[A run of records]

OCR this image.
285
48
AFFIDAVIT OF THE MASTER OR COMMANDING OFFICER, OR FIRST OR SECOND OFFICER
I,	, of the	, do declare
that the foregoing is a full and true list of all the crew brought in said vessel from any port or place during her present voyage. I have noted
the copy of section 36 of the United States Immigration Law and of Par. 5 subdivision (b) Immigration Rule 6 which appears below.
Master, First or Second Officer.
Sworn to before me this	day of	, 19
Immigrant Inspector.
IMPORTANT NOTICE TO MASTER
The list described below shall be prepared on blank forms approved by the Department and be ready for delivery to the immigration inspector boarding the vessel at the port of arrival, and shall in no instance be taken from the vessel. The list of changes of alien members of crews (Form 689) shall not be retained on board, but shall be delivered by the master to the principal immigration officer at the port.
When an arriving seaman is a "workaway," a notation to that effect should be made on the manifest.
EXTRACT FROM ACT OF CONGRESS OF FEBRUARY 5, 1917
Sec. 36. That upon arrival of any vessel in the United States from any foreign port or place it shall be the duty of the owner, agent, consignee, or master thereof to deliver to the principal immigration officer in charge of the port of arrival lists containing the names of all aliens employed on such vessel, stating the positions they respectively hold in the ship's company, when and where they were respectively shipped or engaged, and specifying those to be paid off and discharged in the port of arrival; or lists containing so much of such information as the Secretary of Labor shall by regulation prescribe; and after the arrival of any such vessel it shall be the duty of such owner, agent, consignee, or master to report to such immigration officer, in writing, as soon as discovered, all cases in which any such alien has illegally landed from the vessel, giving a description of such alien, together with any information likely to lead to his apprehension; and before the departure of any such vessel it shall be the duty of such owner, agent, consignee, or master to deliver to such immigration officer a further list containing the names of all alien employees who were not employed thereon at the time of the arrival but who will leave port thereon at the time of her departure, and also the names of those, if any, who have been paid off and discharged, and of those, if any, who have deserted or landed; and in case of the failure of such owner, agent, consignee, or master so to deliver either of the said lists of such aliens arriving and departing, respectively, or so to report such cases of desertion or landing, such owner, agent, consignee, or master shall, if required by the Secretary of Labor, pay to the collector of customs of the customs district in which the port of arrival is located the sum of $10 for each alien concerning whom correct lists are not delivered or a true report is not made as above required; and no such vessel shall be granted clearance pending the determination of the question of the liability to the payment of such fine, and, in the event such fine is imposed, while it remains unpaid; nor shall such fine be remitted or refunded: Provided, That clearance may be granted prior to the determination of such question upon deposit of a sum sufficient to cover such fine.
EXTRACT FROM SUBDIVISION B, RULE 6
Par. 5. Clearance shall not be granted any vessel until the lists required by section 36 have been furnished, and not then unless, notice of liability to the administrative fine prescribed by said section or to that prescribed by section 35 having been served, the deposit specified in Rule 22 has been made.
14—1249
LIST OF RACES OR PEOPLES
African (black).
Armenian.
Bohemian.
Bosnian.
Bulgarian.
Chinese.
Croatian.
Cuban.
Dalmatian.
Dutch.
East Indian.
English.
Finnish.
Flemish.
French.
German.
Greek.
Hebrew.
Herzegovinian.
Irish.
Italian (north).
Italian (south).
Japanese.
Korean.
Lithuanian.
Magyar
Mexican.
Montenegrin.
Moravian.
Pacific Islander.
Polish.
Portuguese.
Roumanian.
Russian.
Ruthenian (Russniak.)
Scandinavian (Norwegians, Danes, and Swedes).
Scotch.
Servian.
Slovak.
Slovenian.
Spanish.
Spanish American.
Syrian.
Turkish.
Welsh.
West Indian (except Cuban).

Given exercise
Each line of the material must be restated exactly.

Completed exercise
OCR this image.
285
48
AFFIDAVIT OF THE MASTER OR COMMANDING OFFICER, OR FIRST OR SECOND OFFICER
I,	, of the	, do declare
that the foregoing is a full and true list of all the crew brought in said vessel from any port or place during her present voyage. I have noted
the copy of section 36 of the United States Immigration Law and of Par. 5 subdivision (b) Immigration Rule 6 which appears below.
Master, First or Second Officer.
Sworn to before me this	day of	, 19
Immigrant Inspector.
IMPORTANT NOTICE TO MASTER
The list described below shall be prepared on blank forms approved by the Department and be ready for delivery to the immigration inspector boarding the vessel at the port of arrival, and shall in no instance be taken from the vessel. The list of changes of alien members of crews (Form 689) shall not be retained on board, but shall be delivered by the master to the principal immigration officer at the port.
When an arriving seaman is a "workaway," a notation to that effect should be made on the manifest.
EXTRACT FROM ACT OF CONGRESS OF FEBRUARY 5, 1917
Sec. 36. That upon arrival of any vessel in the United States from any foreign port or place it shall be the duty of the owner, agent, consignee, or master thereof to deliver to the principal immigration officer in charge of the port of arrival lists containing the names of all aliens employed on such vessel, stating the positions they respectively hold in the ship's company, when and where they were respectively shipped or engaged, and specifying those to be paid off and discharged in the port of arrival; or lists containing so much of such information as the Secretary of Labor shall by regulation prescribe; and after the arrival of any such vessel it shall be the duty of such owner, agent, consignee, or master to report to such immigration officer, in writing, as soon as discovered, all cases in which any such alien has illegally landed from the vessel, giving a description of such alien, together with any information likely to lead to his apprehension; and before the departure of any such vessel it shall be the duty of such owner, agent, consignee, or master to deliver to such immigration officer a further list containing the names of all alien employees who were not employed thereon at the time of the arrival but who will leave port thereon at the time of her departure, and also the names of those, if any, who have been paid off and discharged, and of those, if any, who have deserted or landed; and in case of the failure of such owner, agent, consignee, or master so to deliver either of the said lists of such aliens arriving and departing, respectively, or so to report such cases of desertion or landing, such owner, agent, consignee, or master shall, if required by the Secretary of Labor, pay to the collector of customs of the customs district in which the port of arrival is located the sum of $10 for each alien concerning whom correct lists are not delivered or a true report is not made as above required; and no such vessel shall be granted clearance pending the determination of the question of the liability to the payment of such fine, and, in the event such fine is imposed, while it remains unpaid; nor shall such fine be remitted or refunded: Provided, That clearance may be granted prior to the determination of such question upon deposit of a sum sufficient to cover such fine.
EXTRACT FROM SUBDIVISION B, RULE 6
Par. 5. Clearance shall not be granted any vessel until the lists required by section 36 have been furnished, and not then unless, notice of liability to the administrative fine prescribed by said section or to that prescribed by section 35 having been served, the deposit specified in Rule 22 has been made.
14—1249
LIST OF RACES OR PEOPLES
African (black).
Armenian.
Bohemian.
Bosnian.
Bulgarian.
Chinese.
Croatian.
Cuban.
Dalmatian.
Dutch.
East Indian.
English.
Finnish.
Flemish.
French.
German.
Greek.
Hebrew.
Herzegovinian.
Irish.
Italian (north).
Italian (south).
Japanese.
Korean.
Lithuanian.
Magyar
Mexican.
Montenegrin.
Moravian.
Pacific Islander.
Polish.
Portuguese.
Roumanian.
Russian.
Ruthenian (Russniak.)
Scandinavian (Norwegians, Danes, and Swedes).
Scotch.
Servian.
Slovak.
Slovenian.
Spanish.
Spanish American.
Syrian.
Turkish.
Welsh.
West Indian (except Cuban).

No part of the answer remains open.